▶ _Stated goal_
Without including the pictures, copy out every line below.

(Stored items)
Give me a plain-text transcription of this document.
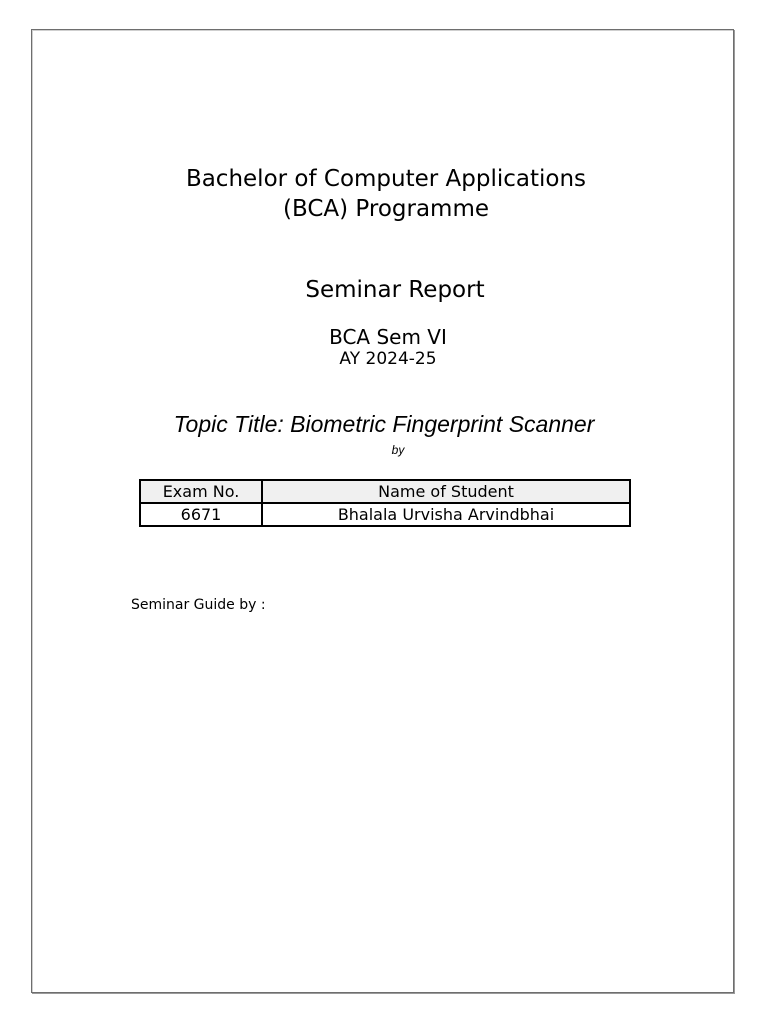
Bachelor of Computer Applications
(BCA) Programme
Seminar Report
BCA Sem VI
AY 2024-25
Topic Title: Biometric Fingerprint Scanner
by
Exam No.	Name of Student
6671	Bhalala Urvisha Arvindbhai
Seminar Guide by :
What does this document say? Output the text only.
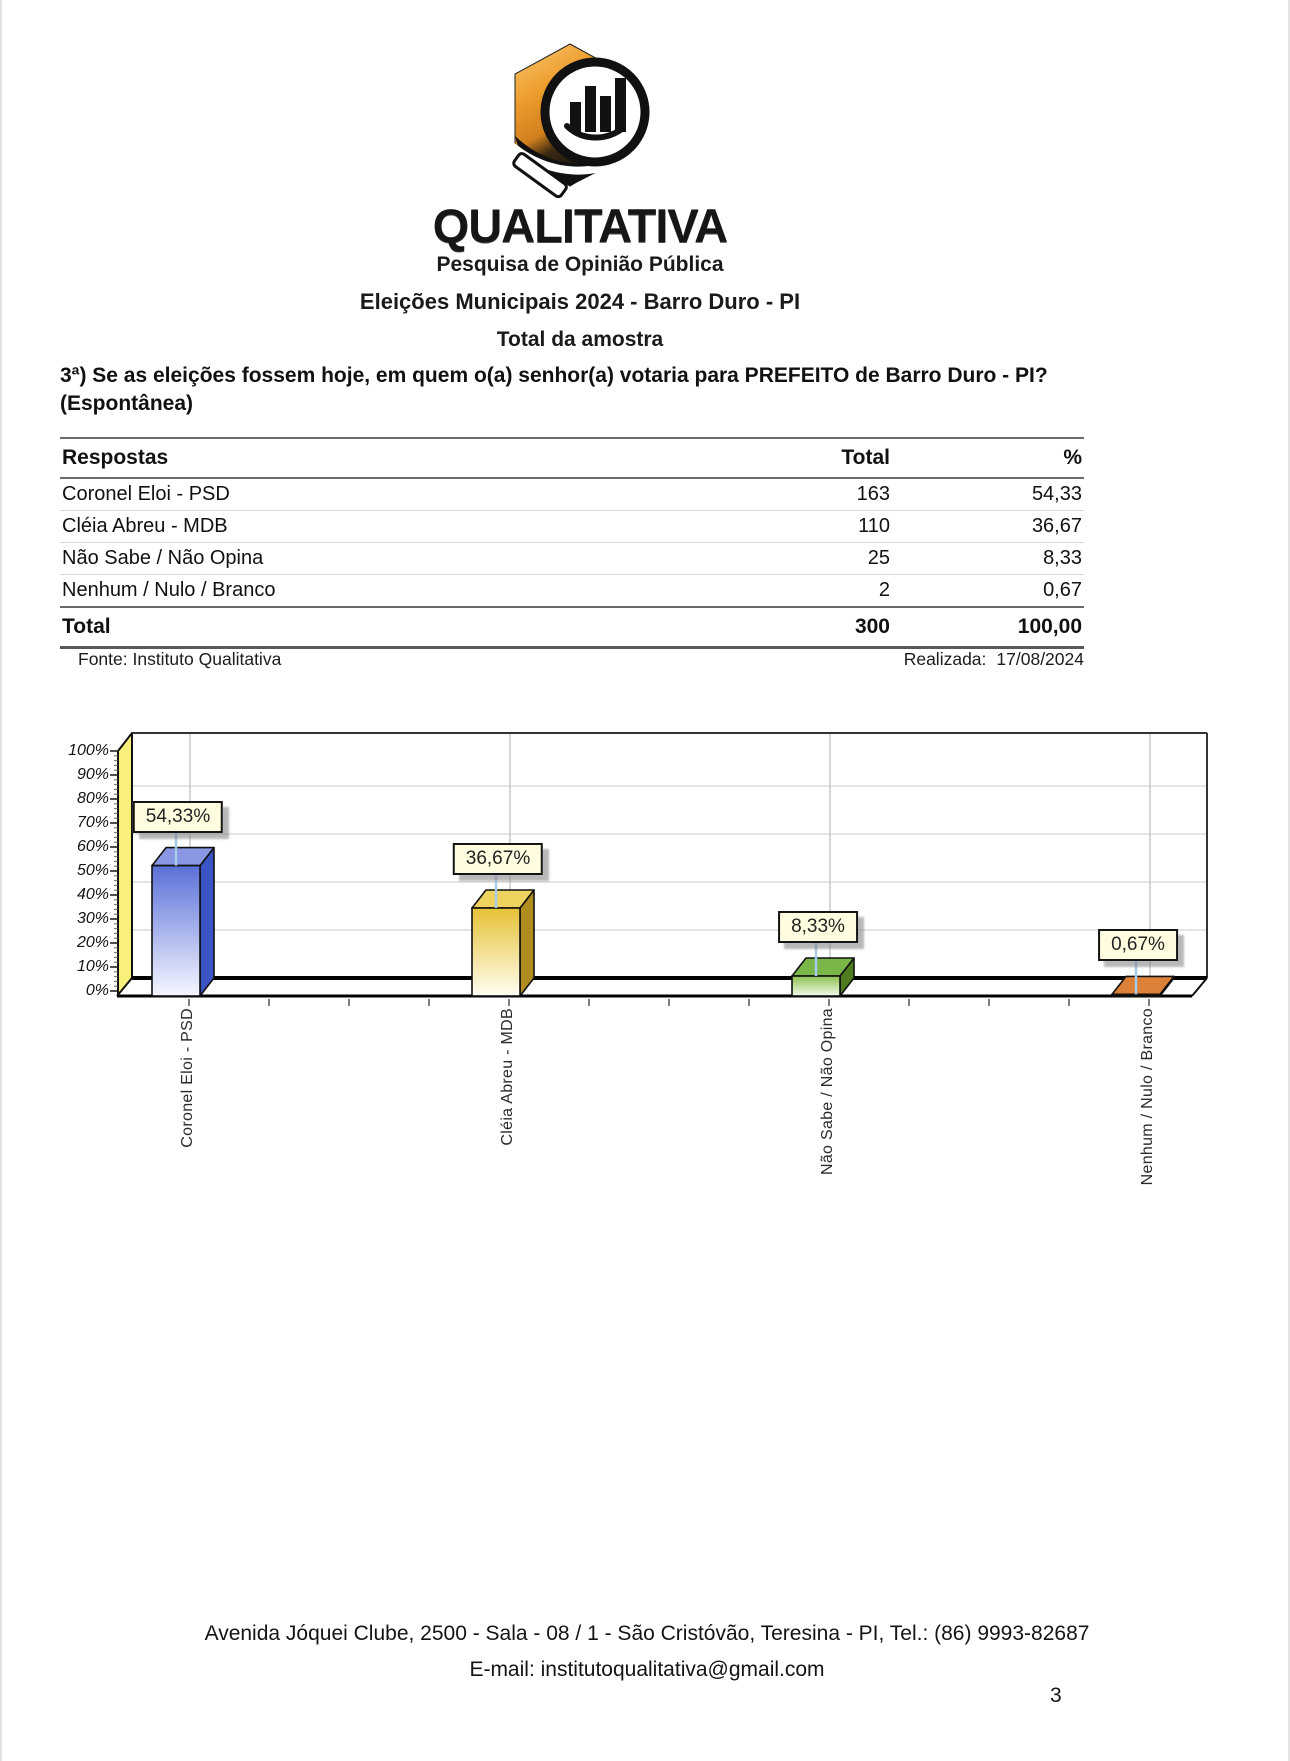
QUALITATIVA
Pesquisa de Opinião Pública
Eleições Municipais 2024 - Barro Duro - PI
Total da amostra
3ª) Se as eleições fossem hoje, em quem o(a) senhor(a) votaria para PREFEITO de Barro Duro - PI?
(Espontânea)
Respostas	Total	%
Coronel Eloi - PSD	163	54,33
Cléia Abreu - MDB	110	36,67
Não Sabe / Não Opina	25	8,33
Nenhum / Nulo / Branco	2	0,67
Total	300	100,00
Fonte: Instituto Qualitativa	Realizada: 17/08/2024
100%
90%
80%
70%
60%
50%
40%
30%
20%
10%
0%
54,33%
36,67%
8,33%
0,67%
Coronel Eloi - PSD	Cléia Abreu - MDB	Não Sabe / Não Opina	Nenhum / Nulo / Branco
Avenida Jóquei Clube, 2500 - Sala - 08 / 1 - São Cristóvão, Teresina - PI, Tel.: (86) 9993-82687
E-mail: institutoqualitativa@gmail.com
3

▶ _Final result_
Give me a plain-text transcription of this document.
Bachelor of Computer Applications
(BCA) Programme
Seminar Report
BCA Sem VI
AY 2024-25
Topic Title: Biometric Fingerprint Scanner
by
Exam No.	Name of Student
6671	Bhalala Urvisha Arvindbhai
Seminar Guide by :
What does this document say? Output the text only.
QUALITATIVA
Pesquisa de Opinião Pública
Eleições Municipais 2024 - Barro Duro - PI
Total da amostra
3ª) Se as eleições fossem hoje, em quem o(a) senhor(a) votaria para PREFEITO de Barro Duro - PI?
(Espontânea)
Respostas	Total	%
Coronel Eloi - PSD	163	54,33
Cléia Abreu - MDB	110	36,67
Não Sabe / Não Opina	25	8,33
Nenhum / Nulo / Branco	2	0,67
Total	300	100,00
Fonte: Instituto Qualitativa	Realizada: 17/08/2024
100%
90%
80%
70%
60%
50%
40%
30%
20%
10%
0%
54,33%
36,67%
8,33%
0,67%
Coronel Eloi - PSD	Cléia Abreu - MDB	Não Sabe / Não Opina	Nenhum / Nulo / Branco
Avenida Jóquei Clube, 2500 - Sala - 08 / 1 - São Cristóvão, Teresina - PI, Tel.: (86) 9993-82687
E-mail: institutoqualitativa@gmail.com
3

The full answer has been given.